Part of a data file
::::::

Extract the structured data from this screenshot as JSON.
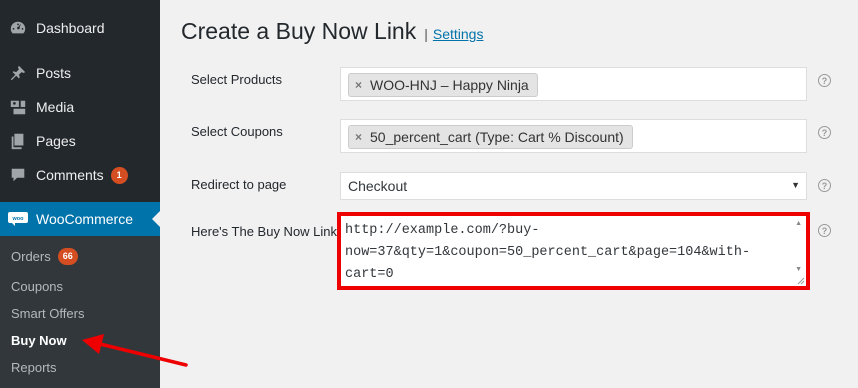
{
  "sidebar": {
    "items": [
      {
        "label": "Dashboard",
        "icon": "dashboard-icon"
      },
      {
        "label": "Posts",
        "icon": "pin-icon"
      },
      {
        "label": "Media",
        "icon": "media-icon"
      },
      {
        "label": "Pages",
        "icon": "pages-icon"
      },
      {
        "label": "Comments",
        "icon": "comment-icon",
        "badge": "1"
      },
      {
        "label": "WooCommerce",
        "icon": "woo-icon"
      }
    ],
    "submenu": [
      {
        "label": "Orders",
        "badge": "66"
      },
      {
        "label": "Coupons"
      },
      {
        "label": "Smart Offers"
      },
      {
        "label": "Buy Now"
      },
      {
        "label": "Reports"
      }
    ]
  },
  "page": {
    "title": "Create a Buy Now Link",
    "separator": "|",
    "settings_link": "Settings"
  },
  "form": {
    "products_label": "Select Products",
    "products_value": "WOO-HNJ – Happy Ninja",
    "coupons_label": "Select Coupons",
    "coupons_value": "50_percent_cart (Type: Cart % Discount)",
    "redirect_label": "Redirect to page",
    "redirect_value": "Checkout",
    "link_label": "Here's The Buy Now Link",
    "link_value": "http://example.com/?buy-\nnow=37&qty=1&coupon=50_percent_cart&page=104&with-\ncart=0",
    "help_glyph": "?",
    "remove_glyph": "×"
  },
  "colors": {
    "sidebar_bg": "#23282d",
    "submenu_bg": "#32373c",
    "active_bg": "#0073aa",
    "badge": "#d54e21",
    "highlight": "#e00000"
  }
}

::::::

▸ STATED TASK: Return the listing above unchanged, apart from dropping its pictures.

▸ WRITTEN RESPONSE:
Extract the structured data from this screenshot as JSON.
{
  "sidebar": {
    "items": [
      {
        "label": "Dashboard",
        "icon": "dashboard-icon"
      },
      {
        "label": "Posts",
        "icon": "pin-icon"
      },
      {
        "label": "Media",
        "icon": "media-icon"
      },
      {
        "label": "Pages",
        "icon": "pages-icon"
      },
      {
        "label": "Comments",
        "icon": "comment-icon",
        "badge": "1"
      },
      {
        "label": "WooCommerce",
        "icon": "woo-icon"
      }
    ],
    "submenu": [
      {
        "label": "Orders",
        "badge": "66"
      },
      {
        "label": "Coupons"
      },
      {
        "label": "Smart Offers"
      },
      {
        "label": "Buy Now"
      },
      {
        "label": "Reports"
      }
    ]
  },
  "page": {
    "title": "Create a Buy Now Link",
    "separator": "|",
    "settings_link": "Settings"
  },
  "form": {
    "products_label": "Select Products",
    "products_value": "WOO-HNJ – Happy Ninja",
    "coupons_label": "Select Coupons",
    "coupons_value": "50_percent_cart (Type: Cart % Discount)",
    "redirect_label": "Redirect to page",
    "redirect_value": "Checkout",
    "link_label": "Here's The Buy Now Link",
    "link_value": "http://example.com/?buy-\nnow=37&qty=1&coupon=50_percent_cart&page=104&with-\ncart=0",
    "help_glyph": "?",
    "remove_glyph": "×"
  },
  "colors": {
    "sidebar_bg": "#23282d",
    "submenu_bg": "#32373c",
    "active_bg": "#0073aa",
    "badge": "#d54e21",
    "highlight": "#e00000"
  }
}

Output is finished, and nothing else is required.